EXERCISE AIM:
Copy each line of the records that contains the word "data".

## START

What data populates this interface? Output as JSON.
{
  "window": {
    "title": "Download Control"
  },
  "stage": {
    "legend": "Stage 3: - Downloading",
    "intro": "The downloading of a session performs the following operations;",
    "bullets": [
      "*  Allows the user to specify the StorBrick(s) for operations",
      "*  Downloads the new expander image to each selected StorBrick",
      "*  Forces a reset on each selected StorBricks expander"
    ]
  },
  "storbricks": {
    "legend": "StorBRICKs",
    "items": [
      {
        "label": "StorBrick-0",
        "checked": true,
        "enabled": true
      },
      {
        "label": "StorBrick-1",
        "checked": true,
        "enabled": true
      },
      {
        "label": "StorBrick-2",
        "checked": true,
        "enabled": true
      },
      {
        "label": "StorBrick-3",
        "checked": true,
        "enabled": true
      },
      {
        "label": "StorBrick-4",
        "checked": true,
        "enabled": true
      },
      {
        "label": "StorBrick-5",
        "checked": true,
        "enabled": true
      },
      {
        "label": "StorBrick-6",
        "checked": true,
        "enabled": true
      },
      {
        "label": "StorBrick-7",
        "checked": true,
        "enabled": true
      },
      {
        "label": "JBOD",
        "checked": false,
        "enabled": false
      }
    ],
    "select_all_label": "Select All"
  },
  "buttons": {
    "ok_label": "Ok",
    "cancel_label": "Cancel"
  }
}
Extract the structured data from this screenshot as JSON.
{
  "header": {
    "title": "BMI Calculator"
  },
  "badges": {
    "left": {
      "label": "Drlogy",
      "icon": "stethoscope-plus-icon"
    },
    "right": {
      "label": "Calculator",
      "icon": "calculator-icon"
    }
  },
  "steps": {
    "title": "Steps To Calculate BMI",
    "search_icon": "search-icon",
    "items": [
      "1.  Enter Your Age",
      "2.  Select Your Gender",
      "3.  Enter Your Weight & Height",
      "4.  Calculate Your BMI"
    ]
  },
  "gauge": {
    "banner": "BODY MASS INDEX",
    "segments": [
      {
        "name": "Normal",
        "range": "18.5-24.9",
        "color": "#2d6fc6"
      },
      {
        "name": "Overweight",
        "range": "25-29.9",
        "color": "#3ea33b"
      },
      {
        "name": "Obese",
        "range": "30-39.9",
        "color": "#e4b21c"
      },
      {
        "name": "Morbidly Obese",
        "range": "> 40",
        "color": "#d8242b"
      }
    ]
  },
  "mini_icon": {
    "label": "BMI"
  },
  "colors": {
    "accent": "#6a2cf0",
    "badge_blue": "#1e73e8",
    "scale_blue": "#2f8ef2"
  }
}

## END

TASK OUTPUT:
What data populates this interface? Output as JSON.
Extract the structured data from this screenshot as JSON.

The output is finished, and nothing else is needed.